TASK: Repeat every record below exactly as written.

INFORMATION PROVIDED:
BEGIN

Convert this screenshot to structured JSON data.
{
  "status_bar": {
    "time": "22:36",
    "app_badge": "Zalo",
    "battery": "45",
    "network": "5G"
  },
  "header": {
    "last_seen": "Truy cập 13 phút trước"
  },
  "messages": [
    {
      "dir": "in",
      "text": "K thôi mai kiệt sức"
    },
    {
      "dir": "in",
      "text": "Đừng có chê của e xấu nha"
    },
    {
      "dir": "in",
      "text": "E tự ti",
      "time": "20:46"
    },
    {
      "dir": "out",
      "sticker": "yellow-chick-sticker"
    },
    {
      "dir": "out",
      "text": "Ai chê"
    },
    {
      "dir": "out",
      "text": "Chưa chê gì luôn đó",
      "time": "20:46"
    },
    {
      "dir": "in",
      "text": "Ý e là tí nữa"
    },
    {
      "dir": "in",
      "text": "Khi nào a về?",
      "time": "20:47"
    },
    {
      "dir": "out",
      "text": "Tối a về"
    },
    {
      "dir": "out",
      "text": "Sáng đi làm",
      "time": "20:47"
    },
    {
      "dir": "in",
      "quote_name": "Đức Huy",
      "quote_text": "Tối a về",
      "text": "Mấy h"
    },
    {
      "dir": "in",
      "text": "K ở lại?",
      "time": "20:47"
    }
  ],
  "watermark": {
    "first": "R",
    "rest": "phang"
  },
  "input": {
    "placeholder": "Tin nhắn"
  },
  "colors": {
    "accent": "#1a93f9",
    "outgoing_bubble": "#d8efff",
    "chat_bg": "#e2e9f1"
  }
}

END

OUTPUT FOR THIS TASK:
Convert this screenshot to structured JSON data.
{
  "status_bar": {
    "time": "22:36",
    "app_badge": "Zalo",
    "battery": "45",
    "network": "5G"
  },
  "header": {
    "last_seen": "Truy cập 13 phút trước"
  },
  "messages": [
    {
      "dir": "in",
      "text": "K thôi mai kiệt sức"
    },
    {
      "dir": "in",
      "text": "Đừng có chê của e xấu nha"
    },
    {
      "dir": "in",
      "text": "E tự ti",
      "time": "20:46"
    },
    {
      "dir": "out",
      "sticker": "yellow-chick-sticker"
    },
    {
      "dir": "out",
      "text": "Ai chê"
    },
    {
      "dir": "out",
      "text": "Chưa chê gì luôn đó",
      "time": "20:46"
    },
    {
      "dir": "in",
      "text": "Ý e là tí nữa"
    },
    {
      "dir": "in",
      "text": "Khi nào a về?",
      "time": "20:47"
    },
    {
      "dir": "out",
      "text": "Tối a về"
    },
    {
      "dir": "out",
      "text": "Sáng đi làm",
      "time": "20:47"
    },
    {
      "dir": "in",
      "quote_name": "Đức Huy",
      "quote_text": "Tối a về",
      "text": "Mấy h"
    },
    {
      "dir": "in",
      "text": "K ở lại?",
      "time": "20:47"
    }
  ],
  "watermark": {
    "first": "R",
    "rest": "phang"
  },
  "input": {
    "placeholder": "Tin nhắn"
  },
  "colors": {
    "accent": "#1a93f9",
    "outgoing_bubble": "#d8efff",
    "chat_bg": "#e2e9f1"
  }
}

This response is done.